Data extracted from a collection
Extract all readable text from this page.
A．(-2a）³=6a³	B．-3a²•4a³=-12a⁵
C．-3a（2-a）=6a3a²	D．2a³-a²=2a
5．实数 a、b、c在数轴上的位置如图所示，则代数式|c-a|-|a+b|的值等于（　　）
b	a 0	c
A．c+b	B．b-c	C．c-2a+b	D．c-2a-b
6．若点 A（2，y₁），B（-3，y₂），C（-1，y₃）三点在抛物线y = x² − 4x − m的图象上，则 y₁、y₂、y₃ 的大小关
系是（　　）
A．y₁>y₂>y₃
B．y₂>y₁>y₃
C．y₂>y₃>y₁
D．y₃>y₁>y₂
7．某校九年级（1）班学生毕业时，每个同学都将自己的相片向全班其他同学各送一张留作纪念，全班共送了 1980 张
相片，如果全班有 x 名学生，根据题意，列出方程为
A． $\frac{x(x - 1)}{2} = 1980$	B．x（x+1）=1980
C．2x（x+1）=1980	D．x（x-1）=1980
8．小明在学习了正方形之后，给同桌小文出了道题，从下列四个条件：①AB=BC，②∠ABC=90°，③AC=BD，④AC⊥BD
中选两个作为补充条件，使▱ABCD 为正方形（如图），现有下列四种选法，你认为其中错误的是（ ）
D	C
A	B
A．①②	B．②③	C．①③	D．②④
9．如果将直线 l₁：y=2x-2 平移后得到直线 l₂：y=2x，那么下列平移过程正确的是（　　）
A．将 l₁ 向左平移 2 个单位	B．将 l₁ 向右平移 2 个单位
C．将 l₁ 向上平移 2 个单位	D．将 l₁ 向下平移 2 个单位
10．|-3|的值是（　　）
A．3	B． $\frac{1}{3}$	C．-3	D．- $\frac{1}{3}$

» PROMPT
Give the records above again, word for word.

» FULL SOLUTION
Extract all readable text from this page.
A．(-2a）³=6a³	B．-3a²•4a³=-12a⁵
C．-3a（2-a）=6a3a²	D．2a³-a²=2a
5．实数 a、b、c在数轴上的位置如图所示，则代数式|c-a|-|a+b|的值等于（　　）
b	a 0	c
A．c+b	B．b-c	C．c-2a+b	D．c-2a-b
6．若点 A（2，y₁），B（-3，y₂），C（-1，y₃）三点在抛物线y = x² − 4x − m的图象上，则 y₁、y₂、y₃ 的大小关
系是（　　）
A．y₁>y₂>y₃
B．y₂>y₁>y₃
C．y₂>y₃>y₁
D．y₃>y₁>y₂
7．某校九年级（1）班学生毕业时，每个同学都将自己的相片向全班其他同学各送一张留作纪念，全班共送了 1980 张
相片，如果全班有 x 名学生，根据题意，列出方程为
A． $\frac{x(x - 1)}{2} = 1980$	B．x（x+1）=1980
C．2x（x+1）=1980	D．x（x-1）=1980
8．小明在学习了正方形之后，给同桌小文出了道题，从下列四个条件：①AB=BC，②∠ABC=90°，③AC=BD，④AC⊥BD
中选两个作为补充条件，使▱ABCD 为正方形（如图），现有下列四种选法，你认为其中错误的是（ ）
D	C
A	B
A．①②	B．②③	C．①③	D．②④
9．如果将直线 l₁：y=2x-2 平移后得到直线 l₂：y=2x，那么下列平移过程正确的是（　　）
A．将 l₁ 向左平移 2 个单位	B．将 l₁ 向右平移 2 个单位
C．将 l₁ 向上平移 2 个单位	D．将 l₁ 向下平移 2 个单位
10．|-3|的值是（　　）
A．3	B． $\frac{1}{3}$	C．-3	D．- $\frac{1}{3}$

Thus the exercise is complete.